§ **GIVEN PROBLEM**
Leave out the pictures, then reproduce the rest of the material exactly.
** START RECORD LIST **
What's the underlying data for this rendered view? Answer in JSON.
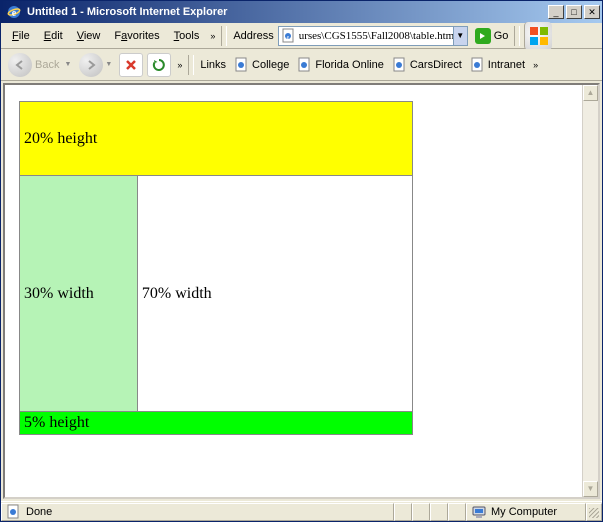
{
  "window": {
    "title": "Untitled 1 - Microsoft Internet Explorer"
  },
  "menu": {
    "file": "File",
    "edit": "Edit",
    "view": "View",
    "favorites": "Favorites",
    "tools": "Tools"
  },
  "address": {
    "label": "Address",
    "value": "urses\\CGS1555\\Fall2008\\table.htm",
    "go": "Go"
  },
  "nav": {
    "back": "Back"
  },
  "links": {
    "label": "Links",
    "items": [
      "College",
      "Florida Online",
      "CarsDirect",
      "Intranet"
    ]
  },
  "table": {
    "r1text": "20% height",
    "r2c1": "30% width",
    "r2c2": "70% width",
    "r3text": "5% height"
  },
  "status": {
    "left": "Done",
    "zone": "My Computer"
  }
}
** END RECORD LIST **
§ **COMPLETE OUTPUT**
What's the underlying data for this rendered view? Answer in JSON.
{
  "window": {
    "title": "Untitled 1 - Microsoft Internet Explorer"
  },
  "menu": {
    "file": "File",
    "edit": "Edit",
    "view": "View",
    "favorites": "Favorites",
    "tools": "Tools"
  },
  "address": {
    "label": "Address",
    "value": "urses\\CGS1555\\Fall2008\\table.htm",
    "go": "Go"
  },
  "nav": {
    "back": "Back"
  },
  "links": {
    "label": "Links",
    "items": [
      "College",
      "Florida Online",
      "CarsDirect",
      "Intranet"
    ]
  },
  "table": {
    "r1text": "20% height",
    "r2c1": "30% width",
    "r2c2": "70% width",
    "r3text": "5% height"
  },
  "status": {
    "left": "Done",
    "zone": "My Computer"
  }
}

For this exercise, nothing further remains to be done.